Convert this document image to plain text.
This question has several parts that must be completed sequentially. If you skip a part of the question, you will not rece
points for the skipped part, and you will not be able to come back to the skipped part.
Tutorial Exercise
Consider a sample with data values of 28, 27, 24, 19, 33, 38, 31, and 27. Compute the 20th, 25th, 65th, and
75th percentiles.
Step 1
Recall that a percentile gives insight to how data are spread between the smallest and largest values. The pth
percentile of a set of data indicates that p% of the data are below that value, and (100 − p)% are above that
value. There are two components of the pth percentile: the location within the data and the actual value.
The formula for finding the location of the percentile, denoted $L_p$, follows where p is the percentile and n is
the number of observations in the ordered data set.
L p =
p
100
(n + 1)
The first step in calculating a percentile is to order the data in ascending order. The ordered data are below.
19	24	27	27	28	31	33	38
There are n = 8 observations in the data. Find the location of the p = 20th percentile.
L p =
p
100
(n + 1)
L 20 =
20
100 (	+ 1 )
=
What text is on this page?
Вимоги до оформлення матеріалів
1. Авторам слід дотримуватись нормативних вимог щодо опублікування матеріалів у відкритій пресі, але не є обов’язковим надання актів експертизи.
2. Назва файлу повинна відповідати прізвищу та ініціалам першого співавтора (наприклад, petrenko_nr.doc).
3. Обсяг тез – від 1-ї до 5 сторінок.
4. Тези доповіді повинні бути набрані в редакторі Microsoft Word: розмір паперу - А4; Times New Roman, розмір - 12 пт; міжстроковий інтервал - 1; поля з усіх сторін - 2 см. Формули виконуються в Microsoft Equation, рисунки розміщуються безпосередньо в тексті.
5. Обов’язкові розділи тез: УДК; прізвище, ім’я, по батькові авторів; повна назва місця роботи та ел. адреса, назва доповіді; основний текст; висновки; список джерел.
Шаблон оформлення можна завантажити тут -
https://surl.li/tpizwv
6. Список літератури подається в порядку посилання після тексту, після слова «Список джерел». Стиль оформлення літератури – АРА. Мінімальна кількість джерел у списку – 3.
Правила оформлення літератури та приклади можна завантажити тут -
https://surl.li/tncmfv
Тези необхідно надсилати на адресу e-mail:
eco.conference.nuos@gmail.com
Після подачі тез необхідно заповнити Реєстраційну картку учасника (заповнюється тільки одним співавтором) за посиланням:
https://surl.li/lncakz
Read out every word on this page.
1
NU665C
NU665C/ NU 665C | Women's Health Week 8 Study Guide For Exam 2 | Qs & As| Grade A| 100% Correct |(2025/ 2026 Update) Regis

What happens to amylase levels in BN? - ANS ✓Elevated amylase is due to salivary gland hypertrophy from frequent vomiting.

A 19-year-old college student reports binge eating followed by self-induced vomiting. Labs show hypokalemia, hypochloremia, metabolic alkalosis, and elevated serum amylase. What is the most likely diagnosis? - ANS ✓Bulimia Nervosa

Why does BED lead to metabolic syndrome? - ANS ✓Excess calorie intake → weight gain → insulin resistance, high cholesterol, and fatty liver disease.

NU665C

+ + + + +

EXERCISE DETAILS: List the lines of the records where "Тези" occurs.

CORRECT RESULT:
4. Тези доповіді повинні бути набрані в редакторі Microsoft Word: розмір паперу - А4; Times New Roman, розмір - 12 пт; міжстроковий інтервал - 1; поля з усіх сторін - 2 см. Формули виконуються в Microsoft Equation, рисунки розміщуються безпосередньо в тексті.
Тези необхідно надсилати на адресу e-mail:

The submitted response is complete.